### PROBLEM DESCRIPTION
In the material below, find all lines with the string "DOSP" and copy them.

### RECORDS SHOWN

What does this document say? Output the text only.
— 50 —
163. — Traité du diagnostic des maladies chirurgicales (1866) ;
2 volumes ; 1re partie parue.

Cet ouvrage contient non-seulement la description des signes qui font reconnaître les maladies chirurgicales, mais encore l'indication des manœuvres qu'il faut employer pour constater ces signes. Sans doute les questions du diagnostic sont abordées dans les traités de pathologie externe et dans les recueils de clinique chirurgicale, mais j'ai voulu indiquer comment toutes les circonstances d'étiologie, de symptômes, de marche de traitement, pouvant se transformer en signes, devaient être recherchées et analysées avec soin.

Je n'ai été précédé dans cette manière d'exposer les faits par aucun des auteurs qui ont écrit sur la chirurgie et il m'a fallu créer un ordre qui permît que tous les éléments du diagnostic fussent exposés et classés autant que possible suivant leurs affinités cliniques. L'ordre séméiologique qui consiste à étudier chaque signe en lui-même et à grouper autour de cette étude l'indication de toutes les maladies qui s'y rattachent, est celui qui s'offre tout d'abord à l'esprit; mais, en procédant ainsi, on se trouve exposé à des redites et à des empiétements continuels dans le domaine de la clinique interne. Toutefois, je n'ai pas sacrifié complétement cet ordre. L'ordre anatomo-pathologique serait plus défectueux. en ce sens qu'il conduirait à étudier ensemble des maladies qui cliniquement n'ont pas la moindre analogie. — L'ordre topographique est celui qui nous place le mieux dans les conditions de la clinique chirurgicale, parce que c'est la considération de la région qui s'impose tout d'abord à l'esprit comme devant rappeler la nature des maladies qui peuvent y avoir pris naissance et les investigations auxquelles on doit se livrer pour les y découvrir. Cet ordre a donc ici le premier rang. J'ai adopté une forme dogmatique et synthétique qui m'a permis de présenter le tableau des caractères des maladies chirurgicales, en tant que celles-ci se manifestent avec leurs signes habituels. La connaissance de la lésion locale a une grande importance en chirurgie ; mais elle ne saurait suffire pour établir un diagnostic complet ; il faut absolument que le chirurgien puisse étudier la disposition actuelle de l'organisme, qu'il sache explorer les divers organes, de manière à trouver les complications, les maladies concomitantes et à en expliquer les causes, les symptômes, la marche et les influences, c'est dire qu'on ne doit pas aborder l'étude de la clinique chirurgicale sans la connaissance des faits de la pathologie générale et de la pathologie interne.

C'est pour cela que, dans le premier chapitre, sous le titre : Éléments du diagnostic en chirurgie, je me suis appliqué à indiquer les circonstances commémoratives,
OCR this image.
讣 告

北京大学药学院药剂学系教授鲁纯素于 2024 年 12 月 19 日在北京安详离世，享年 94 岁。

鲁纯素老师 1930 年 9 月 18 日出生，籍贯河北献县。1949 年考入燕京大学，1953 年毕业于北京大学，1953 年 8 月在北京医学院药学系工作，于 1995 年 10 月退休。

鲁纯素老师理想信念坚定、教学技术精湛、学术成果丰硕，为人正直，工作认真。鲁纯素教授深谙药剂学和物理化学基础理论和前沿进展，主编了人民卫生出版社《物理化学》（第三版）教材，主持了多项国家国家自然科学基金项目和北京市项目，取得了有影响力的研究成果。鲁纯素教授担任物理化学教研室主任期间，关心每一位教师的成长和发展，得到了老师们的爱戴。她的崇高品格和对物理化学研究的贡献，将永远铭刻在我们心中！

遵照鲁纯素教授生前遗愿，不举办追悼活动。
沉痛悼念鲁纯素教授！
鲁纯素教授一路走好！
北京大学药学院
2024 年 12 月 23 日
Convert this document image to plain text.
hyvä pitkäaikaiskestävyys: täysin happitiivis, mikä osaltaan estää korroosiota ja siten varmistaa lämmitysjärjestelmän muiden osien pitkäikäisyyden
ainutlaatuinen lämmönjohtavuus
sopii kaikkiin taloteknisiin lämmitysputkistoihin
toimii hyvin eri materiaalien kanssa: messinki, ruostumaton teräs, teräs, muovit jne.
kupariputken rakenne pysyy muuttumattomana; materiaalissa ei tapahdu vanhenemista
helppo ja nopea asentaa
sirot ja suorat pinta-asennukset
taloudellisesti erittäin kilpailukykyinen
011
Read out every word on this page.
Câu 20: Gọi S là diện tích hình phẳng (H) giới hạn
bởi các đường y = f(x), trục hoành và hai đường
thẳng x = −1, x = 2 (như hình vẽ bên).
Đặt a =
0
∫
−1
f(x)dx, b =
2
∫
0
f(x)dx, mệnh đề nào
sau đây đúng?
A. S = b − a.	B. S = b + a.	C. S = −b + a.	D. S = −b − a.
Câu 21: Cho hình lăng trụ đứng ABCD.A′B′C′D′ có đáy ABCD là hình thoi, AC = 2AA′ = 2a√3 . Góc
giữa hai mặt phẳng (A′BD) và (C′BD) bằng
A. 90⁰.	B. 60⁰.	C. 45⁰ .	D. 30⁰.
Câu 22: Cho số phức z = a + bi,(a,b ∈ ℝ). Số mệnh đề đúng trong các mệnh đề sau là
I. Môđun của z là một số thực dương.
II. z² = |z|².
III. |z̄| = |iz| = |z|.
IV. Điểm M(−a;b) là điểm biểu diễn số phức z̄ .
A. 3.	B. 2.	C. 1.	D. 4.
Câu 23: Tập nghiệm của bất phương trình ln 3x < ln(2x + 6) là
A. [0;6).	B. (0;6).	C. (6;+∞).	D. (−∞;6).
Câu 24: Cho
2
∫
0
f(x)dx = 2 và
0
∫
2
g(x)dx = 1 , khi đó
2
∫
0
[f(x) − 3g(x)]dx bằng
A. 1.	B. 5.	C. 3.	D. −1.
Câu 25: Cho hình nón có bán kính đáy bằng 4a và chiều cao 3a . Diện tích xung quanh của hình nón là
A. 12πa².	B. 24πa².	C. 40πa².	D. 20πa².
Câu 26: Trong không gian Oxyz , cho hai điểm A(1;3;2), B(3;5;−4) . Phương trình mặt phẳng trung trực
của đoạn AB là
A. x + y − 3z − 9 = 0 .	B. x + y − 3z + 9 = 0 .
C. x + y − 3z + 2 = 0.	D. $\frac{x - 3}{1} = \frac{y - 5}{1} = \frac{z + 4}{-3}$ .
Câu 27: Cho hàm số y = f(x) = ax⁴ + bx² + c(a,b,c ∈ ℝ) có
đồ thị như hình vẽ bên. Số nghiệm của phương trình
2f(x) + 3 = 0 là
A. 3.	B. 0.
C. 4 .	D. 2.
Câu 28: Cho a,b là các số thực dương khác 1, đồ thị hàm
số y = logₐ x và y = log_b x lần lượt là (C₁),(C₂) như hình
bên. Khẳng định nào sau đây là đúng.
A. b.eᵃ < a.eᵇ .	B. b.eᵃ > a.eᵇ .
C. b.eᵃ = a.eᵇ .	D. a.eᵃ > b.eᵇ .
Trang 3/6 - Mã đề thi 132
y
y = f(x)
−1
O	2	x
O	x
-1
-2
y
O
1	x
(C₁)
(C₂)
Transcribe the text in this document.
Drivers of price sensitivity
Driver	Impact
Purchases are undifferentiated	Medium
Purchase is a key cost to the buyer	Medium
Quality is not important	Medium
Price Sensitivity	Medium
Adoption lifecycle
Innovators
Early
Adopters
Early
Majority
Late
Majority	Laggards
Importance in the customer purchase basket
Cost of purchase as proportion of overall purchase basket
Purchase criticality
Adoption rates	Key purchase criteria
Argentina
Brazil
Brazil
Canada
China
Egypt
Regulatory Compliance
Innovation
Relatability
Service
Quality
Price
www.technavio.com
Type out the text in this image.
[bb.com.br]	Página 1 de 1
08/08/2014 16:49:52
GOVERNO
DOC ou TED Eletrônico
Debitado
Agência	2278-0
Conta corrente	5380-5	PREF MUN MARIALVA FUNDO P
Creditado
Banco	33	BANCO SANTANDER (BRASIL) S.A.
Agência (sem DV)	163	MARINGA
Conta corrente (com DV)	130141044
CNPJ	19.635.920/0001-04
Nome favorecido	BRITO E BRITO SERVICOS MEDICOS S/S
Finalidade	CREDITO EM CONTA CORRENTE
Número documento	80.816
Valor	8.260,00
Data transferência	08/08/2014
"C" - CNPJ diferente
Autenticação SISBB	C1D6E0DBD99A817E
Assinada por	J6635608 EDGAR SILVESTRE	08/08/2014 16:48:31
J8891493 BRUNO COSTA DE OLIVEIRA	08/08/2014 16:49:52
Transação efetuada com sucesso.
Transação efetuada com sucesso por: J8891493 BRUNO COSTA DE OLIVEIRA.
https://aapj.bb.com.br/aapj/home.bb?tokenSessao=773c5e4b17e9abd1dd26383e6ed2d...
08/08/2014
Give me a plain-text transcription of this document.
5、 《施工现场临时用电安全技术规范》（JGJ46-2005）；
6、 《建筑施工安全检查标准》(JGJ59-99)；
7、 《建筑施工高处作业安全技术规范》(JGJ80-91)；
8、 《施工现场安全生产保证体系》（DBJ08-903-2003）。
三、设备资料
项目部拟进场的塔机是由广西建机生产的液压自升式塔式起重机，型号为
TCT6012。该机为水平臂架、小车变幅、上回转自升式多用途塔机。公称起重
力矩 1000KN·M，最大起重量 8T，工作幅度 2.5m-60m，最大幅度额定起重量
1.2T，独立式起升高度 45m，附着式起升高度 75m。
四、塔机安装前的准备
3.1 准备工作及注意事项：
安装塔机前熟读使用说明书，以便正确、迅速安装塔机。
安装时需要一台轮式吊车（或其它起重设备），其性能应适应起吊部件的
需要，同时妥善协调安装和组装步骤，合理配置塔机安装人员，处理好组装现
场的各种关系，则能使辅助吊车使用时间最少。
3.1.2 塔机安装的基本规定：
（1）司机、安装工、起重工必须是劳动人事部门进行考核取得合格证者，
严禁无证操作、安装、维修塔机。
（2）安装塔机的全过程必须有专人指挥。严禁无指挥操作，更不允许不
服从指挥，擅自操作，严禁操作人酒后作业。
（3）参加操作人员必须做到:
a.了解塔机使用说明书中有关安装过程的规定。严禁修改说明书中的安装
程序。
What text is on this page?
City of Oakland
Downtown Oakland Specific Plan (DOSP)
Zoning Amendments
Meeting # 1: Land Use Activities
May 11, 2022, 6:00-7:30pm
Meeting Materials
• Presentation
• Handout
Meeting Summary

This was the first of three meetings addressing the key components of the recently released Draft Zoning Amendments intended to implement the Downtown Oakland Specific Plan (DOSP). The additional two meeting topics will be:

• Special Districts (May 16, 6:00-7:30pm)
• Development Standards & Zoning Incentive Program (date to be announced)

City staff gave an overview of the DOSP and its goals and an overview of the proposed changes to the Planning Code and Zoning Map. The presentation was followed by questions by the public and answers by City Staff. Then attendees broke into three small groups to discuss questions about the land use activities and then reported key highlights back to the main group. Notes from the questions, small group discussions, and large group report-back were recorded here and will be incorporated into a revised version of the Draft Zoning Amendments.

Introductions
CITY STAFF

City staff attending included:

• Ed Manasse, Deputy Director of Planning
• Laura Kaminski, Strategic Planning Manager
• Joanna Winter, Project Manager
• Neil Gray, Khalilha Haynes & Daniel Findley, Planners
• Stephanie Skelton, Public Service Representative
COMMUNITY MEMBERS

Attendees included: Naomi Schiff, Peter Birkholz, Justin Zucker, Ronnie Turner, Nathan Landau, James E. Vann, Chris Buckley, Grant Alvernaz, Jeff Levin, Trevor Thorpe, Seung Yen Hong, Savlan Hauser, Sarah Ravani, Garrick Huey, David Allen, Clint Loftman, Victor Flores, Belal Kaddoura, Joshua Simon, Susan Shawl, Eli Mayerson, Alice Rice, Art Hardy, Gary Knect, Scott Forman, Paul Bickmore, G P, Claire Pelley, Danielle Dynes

### ANSWER TO THIS EXERCISE
Downtown Oakland Specific Plan (DOSP)
This was the first of three meetings addressing the key components of the recently released Draft Zoning Amendments intended to implement the Downtown Oakland Specific Plan (DOSP). The additional two meeting topics will be:
City staff gave an overview of the DOSP and its goals and an overview of the proposed changes to the Planning Code and Zoning Map. The presentation was followed by questions by the public and answers by City Staff. Then attendees broke into three small groups to discuss questions about the land use activities and then reported key highlights back to the main group. Notes from the questions, small group discussions, and large group report-back were recorded here and will be incorporated into a revised version of the Draft Zoning Amendments.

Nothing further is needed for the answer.